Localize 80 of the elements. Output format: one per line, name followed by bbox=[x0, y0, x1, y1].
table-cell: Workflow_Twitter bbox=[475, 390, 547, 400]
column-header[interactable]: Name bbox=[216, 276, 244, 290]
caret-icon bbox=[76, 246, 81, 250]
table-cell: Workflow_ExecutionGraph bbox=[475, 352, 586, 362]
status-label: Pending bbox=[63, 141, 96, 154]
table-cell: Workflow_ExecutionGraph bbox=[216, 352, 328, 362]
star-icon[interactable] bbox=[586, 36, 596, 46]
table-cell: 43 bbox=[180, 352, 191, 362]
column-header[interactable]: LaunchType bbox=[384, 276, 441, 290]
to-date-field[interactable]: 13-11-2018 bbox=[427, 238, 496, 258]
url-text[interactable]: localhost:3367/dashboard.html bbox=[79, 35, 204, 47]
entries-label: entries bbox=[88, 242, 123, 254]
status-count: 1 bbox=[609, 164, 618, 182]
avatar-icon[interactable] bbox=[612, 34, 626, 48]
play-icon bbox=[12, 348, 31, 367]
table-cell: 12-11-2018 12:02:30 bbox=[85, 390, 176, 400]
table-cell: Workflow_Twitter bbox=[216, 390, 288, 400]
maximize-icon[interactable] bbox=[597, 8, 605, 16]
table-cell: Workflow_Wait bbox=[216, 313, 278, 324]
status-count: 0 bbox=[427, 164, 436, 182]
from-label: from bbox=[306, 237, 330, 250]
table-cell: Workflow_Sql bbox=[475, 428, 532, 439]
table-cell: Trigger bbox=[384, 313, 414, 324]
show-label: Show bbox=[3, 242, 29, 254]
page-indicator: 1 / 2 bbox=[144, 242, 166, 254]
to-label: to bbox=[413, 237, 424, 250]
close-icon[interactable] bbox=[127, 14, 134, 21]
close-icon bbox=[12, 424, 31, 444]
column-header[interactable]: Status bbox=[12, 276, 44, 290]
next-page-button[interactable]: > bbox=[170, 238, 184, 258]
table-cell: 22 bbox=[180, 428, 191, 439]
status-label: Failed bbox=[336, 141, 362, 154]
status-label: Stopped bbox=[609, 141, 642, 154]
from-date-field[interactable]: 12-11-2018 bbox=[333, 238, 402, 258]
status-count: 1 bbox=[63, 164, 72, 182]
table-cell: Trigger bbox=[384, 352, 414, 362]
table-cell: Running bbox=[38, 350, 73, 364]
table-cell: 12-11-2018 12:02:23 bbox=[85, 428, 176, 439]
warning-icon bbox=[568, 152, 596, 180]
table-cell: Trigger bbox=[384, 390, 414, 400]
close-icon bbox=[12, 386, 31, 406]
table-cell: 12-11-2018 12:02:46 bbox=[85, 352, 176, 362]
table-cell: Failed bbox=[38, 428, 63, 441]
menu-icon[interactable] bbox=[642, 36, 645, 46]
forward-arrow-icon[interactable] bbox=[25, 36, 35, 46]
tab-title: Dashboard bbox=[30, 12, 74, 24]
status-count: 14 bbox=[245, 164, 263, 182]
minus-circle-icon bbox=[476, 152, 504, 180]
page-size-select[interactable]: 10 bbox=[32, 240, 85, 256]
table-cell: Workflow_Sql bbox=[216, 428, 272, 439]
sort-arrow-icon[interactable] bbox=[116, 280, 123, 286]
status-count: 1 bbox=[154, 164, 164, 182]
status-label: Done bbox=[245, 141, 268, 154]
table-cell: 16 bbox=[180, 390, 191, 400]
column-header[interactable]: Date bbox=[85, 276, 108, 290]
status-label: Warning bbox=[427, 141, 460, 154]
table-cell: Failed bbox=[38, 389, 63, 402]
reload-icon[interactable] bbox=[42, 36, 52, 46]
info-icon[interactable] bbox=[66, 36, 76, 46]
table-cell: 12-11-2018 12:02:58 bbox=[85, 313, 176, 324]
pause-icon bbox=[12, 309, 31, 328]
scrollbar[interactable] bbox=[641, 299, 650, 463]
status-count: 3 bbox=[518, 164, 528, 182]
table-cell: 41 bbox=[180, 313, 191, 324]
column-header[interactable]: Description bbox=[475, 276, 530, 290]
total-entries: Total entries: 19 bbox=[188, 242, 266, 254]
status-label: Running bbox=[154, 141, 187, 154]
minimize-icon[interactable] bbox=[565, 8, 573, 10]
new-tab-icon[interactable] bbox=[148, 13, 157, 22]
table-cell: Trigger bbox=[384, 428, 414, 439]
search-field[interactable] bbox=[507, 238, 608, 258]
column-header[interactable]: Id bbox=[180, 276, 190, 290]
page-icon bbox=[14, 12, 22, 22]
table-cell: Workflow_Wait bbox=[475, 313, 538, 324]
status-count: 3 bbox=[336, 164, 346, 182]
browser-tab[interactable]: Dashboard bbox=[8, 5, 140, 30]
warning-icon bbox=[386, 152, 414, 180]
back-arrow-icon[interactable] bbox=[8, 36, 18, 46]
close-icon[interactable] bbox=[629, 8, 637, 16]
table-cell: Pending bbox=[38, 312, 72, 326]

● DIRECTION: Can you transcribe every row above word for word, keeping each line unchanged?

● EXERCISE ANSWER:
Localize 80 of the elements. Output format: one per line, name followed by bbox=[x0, y0, x1, y1].
table-cell: Workflow_Twitter bbox=[475, 390, 547, 400]
column-header[interactable]: Name bbox=[216, 276, 244, 290]
caret-icon bbox=[76, 246, 81, 250]
table-cell: Workflow_ExecutionGraph bbox=[475, 352, 586, 362]
status-label: Pending bbox=[63, 141, 96, 154]
table-cell: Workflow_ExecutionGraph bbox=[216, 352, 328, 362]
star-icon[interactable] bbox=[586, 36, 596, 46]
table-cell: 43 bbox=[180, 352, 191, 362]
column-header[interactable]: LaunchType bbox=[384, 276, 441, 290]
to-date-field[interactable]: 13-11-2018 bbox=[427, 238, 496, 258]
url-text[interactable]: localhost:3367/dashboard.html bbox=[79, 35, 204, 47]
entries-label: entries bbox=[88, 242, 123, 254]
status-count: 1 bbox=[609, 164, 618, 182]
avatar-icon[interactable] bbox=[612, 34, 626, 48]
play-icon bbox=[12, 348, 31, 367]
table-cell: 12-11-2018 12:02:30 bbox=[85, 390, 176, 400]
table-cell: Workflow_Twitter bbox=[216, 390, 288, 400]
maximize-icon[interactable] bbox=[597, 8, 605, 16]
table-cell: Workflow_Wait bbox=[216, 313, 278, 324]
status-count: 0 bbox=[427, 164, 436, 182]
from-label: from bbox=[306, 237, 330, 250]
table-cell: Workflow_Sql bbox=[475, 428, 532, 439]
table-cell: Trigger bbox=[384, 313, 414, 324]
show-label: Show bbox=[3, 242, 29, 254]
page-indicator: 1 / 2 bbox=[144, 242, 166, 254]
to-label: to bbox=[413, 237, 424, 250]
close-icon[interactable] bbox=[127, 14, 134, 21]
close-icon bbox=[12, 424, 31, 444]
column-header[interactable]: Status bbox=[12, 276, 44, 290]
next-page-button[interactable]: > bbox=[170, 238, 184, 258]
table-cell: 22 bbox=[180, 428, 191, 439]
status-label: Failed bbox=[336, 141, 362, 154]
status-label: Stopped bbox=[609, 141, 642, 154]
from-date-field[interactable]: 12-11-2018 bbox=[333, 238, 402, 258]
status-count: 1 bbox=[63, 164, 72, 182]
table-cell: Trigger bbox=[384, 352, 414, 362]
table-cell: Running bbox=[38, 350, 73, 364]
table-cell: 12-11-2018 12:02:23 bbox=[85, 428, 176, 439]
warning-icon bbox=[568, 152, 596, 180]
table-cell: Trigger bbox=[384, 390, 414, 400]
close-icon bbox=[12, 386, 31, 406]
table-cell: 12-11-2018 12:02:46 bbox=[85, 352, 176, 362]
table-cell: Failed bbox=[38, 428, 63, 441]
menu-icon[interactable] bbox=[642, 36, 645, 46]
forward-arrow-icon[interactable] bbox=[25, 36, 35, 46]
tab-title: Dashboard bbox=[30, 12, 74, 24]
status-count: 14 bbox=[245, 164, 263, 182]
minus-circle-icon bbox=[476, 152, 504, 180]
page-size-select[interactable]: 10 bbox=[32, 240, 85, 256]
table-cell: Workflow_Sql bbox=[216, 428, 272, 439]
sort-arrow-icon[interactable] bbox=[116, 280, 123, 286]
status-count: 1 bbox=[154, 164, 164, 182]
status-label: Done bbox=[245, 141, 268, 154]
table-cell: 16 bbox=[180, 390, 191, 400]
column-header[interactable]: Date bbox=[85, 276, 108, 290]
status-label: Warning bbox=[427, 141, 460, 154]
table-cell: Failed bbox=[38, 389, 63, 402]
reload-icon[interactable] bbox=[42, 36, 52, 46]
info-icon[interactable] bbox=[66, 36, 76, 46]
table-cell: 12-11-2018 12:02:58 bbox=[85, 313, 176, 324]
pause-icon bbox=[12, 309, 31, 328]
scrollbar[interactable] bbox=[641, 299, 650, 463]
status-count: 3 bbox=[518, 164, 528, 182]
table-cell: 41 bbox=[180, 313, 191, 324]
column-header[interactable]: Description bbox=[475, 276, 530, 290]
total-entries: Total entries: 19 bbox=[188, 242, 266, 254]
status-label: Running bbox=[154, 141, 187, 154]
minimize-icon[interactable] bbox=[565, 8, 573, 10]
new-tab-icon[interactable] bbox=[148, 13, 157, 22]
table-cell: Trigger bbox=[384, 428, 414, 439]
search-field[interactable] bbox=[507, 238, 608, 258]
column-header[interactable]: Id bbox=[180, 276, 190, 290]
page-icon bbox=[14, 12, 22, 22]
table-cell: Workflow_Wait bbox=[475, 313, 538, 324]
status-count: 3 bbox=[336, 164, 346, 182]
browser-tab[interactable]: Dashboard bbox=[8, 5, 140, 30]
warning-icon bbox=[386, 152, 414, 180]
back-arrow-icon[interactable] bbox=[8, 36, 18, 46]
close-icon[interactable] bbox=[629, 8, 637, 16]
table-cell: Pending bbox=[38, 312, 72, 326]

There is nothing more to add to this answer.